● Given task: The answer should be a single number: how many lines of the entries below hold the word "icon".

(Saved data entries)

--- --- ---

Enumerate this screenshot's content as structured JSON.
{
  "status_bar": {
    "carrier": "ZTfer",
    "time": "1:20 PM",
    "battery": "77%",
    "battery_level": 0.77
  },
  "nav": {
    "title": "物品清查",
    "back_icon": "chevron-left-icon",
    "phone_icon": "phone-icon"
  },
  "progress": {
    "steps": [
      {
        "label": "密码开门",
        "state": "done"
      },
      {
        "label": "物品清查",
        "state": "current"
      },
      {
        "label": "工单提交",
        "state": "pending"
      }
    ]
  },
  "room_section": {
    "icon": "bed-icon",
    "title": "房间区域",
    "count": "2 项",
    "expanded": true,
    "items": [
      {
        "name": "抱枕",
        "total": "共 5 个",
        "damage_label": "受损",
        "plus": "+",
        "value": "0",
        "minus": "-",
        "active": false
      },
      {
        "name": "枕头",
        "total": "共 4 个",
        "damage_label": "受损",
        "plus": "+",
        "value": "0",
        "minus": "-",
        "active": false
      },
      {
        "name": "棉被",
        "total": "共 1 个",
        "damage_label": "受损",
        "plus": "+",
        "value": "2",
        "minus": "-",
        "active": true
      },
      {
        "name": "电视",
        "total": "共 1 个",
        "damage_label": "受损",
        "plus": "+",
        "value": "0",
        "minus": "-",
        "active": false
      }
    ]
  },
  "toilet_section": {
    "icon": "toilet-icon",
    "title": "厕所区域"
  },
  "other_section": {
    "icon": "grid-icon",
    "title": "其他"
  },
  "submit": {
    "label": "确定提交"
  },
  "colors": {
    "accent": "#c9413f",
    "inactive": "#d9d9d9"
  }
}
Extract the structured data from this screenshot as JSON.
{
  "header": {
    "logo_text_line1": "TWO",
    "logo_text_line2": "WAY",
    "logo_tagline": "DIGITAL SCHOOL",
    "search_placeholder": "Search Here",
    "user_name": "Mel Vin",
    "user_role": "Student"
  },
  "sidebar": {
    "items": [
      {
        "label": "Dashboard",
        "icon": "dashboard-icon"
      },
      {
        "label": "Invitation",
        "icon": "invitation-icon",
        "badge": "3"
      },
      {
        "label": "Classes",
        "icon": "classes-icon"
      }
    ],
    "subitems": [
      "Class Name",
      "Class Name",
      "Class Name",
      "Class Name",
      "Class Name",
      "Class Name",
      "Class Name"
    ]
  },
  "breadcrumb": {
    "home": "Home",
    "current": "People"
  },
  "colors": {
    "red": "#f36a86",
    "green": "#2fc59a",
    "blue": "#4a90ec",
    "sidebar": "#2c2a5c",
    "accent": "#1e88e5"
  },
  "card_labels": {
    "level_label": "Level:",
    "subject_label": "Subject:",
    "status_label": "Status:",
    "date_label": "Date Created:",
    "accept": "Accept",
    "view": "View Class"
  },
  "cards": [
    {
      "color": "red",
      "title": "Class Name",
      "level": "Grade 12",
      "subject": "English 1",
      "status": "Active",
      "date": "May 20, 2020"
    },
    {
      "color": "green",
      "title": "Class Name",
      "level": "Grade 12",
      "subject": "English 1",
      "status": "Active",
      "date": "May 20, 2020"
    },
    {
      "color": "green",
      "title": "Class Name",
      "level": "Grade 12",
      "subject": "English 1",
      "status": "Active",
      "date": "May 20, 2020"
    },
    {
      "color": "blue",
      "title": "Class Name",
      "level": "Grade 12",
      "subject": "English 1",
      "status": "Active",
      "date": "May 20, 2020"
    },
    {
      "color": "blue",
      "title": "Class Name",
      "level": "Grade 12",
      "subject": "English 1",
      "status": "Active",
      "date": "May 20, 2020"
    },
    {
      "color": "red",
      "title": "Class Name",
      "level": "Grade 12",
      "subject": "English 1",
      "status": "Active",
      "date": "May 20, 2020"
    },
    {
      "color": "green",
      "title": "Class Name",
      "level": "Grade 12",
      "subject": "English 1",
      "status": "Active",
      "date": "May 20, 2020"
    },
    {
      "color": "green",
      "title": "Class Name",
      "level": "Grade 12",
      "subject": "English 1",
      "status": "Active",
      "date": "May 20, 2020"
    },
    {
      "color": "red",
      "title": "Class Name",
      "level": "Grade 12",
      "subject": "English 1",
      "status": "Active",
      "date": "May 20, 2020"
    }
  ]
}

--- --- ---

● Written response: 8